* _Stored records_:
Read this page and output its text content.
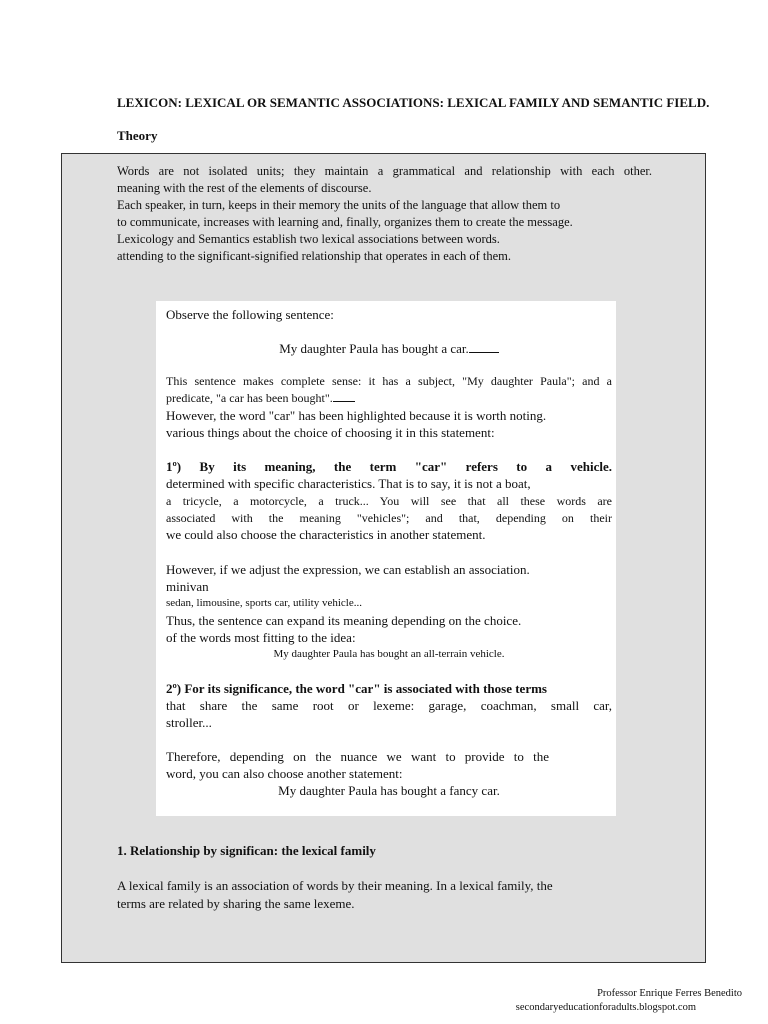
LEXICON: LEXICAL OR SEMANTIC ASSOCIATIONS: LEXICAL FAMILY AND SEMANTIC FIELD.
Theory
Words are not isolated units; they maintain a grammatical and relationship with each other.
meaning with the rest of the elements of discourse.
Each speaker, in turn, keeps in their memory the units of the language that allow them to
to communicate, increases with learning and, finally, organizes them to create the message.
Lexicology and Semantics establish two lexical associations between words.
attending to the significant-signified relationship that operates in each of them.
Observe the following sentence:
My daughter Paula has bought a car.
This sentence makes complete sense: it has a subject, "My daughter Paula"; and a
predicate, "a car has been bought".
However, the word "car" has been highlighted because it is worth noting.
various things about the choice of choosing it in this statement:
1º) By its meaning, the term "car" refers to a vehicle.
determined with specific characteristics. That is to say, it is not a boat,
a tricycle, a motorcycle, a truck... You will see that all these words are
associated with the meaning "vehicles"; and that, depending on their
we could also choose the characteristics in another statement.
However, if we adjust the expression, we can establish an association.
minivan
sedan, limousine, sports car, utility vehicle...
Thus, the sentence can expand its meaning depending on the choice.
of the words most fitting to the idea:
My daughter Paula has bought an all-terrain vehicle.
2º) For its significance, the word "car" is associated with those terms
that share the same root or lexeme: garage, coachman, small car,
stroller...
Therefore, depending on the nuance we want to provide to the
word, you can also choose another statement:
My daughter Paula has bought a fancy car.
1. Relationship by significan: the lexical family
A lexical family is an association of words by their meaning. In a lexical family, the
terms are related by sharing the same lexeme.
Professor Enrique Ferres Benedito
secondaryeducationforadults.blogspot.com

* _WHAT YOU HAVE TO DO_:
Please set down each line of the data above exactly as written, without the pictures.

* _RESULT FOR THIS EXERCISE_:
Read this page and output its text content.
LEXICON: LEXICAL OR SEMANTIC ASSOCIATIONS: LEXICAL FAMILY AND SEMANTIC FIELD.
Theory
Words are not isolated units; they maintain a grammatical and relationship with each other.
meaning with the rest of the elements of discourse.
Each speaker, in turn, keeps in their memory the units of the language that allow them to
to communicate, increases with learning and, finally, organizes them to create the message.
Lexicology and Semantics establish two lexical associations between words.
attending to the significant-signified relationship that operates in each of them.
Observe the following sentence:
My daughter Paula has bought a car.
This sentence makes complete sense: it has a subject, "My daughter Paula"; and a
predicate, "a car has been bought".
However, the word "car" has been highlighted because it is worth noting.
various things about the choice of choosing it in this statement:
1º) By its meaning, the term "car" refers to a vehicle.
determined with specific characteristics. That is to say, it is not a boat,
a tricycle, a motorcycle, a truck... You will see that all these words are
associated with the meaning "vehicles"; and that, depending on their
we could also choose the characteristics in another statement.
However, if we adjust the expression, we can establish an association.
minivan
sedan, limousine, sports car, utility vehicle...
Thus, the sentence can expand its meaning depending on the choice.
of the words most fitting to the idea:
My daughter Paula has bought an all-terrain vehicle.
2º) For its significance, the word "car" is associated with those terms
that share the same root or lexeme: garage, coachman, small car,
stroller...
Therefore, depending on the nuance we want to provide to the
word, you can also choose another statement:
My daughter Paula has bought a fancy car.
1. Relationship by significan: the lexical family
A lexical family is an association of words by their meaning. In a lexical family, the
terms are related by sharing the same lexeme.
Professor Enrique Ferres Benedito
secondaryeducationforadults.blogspot.com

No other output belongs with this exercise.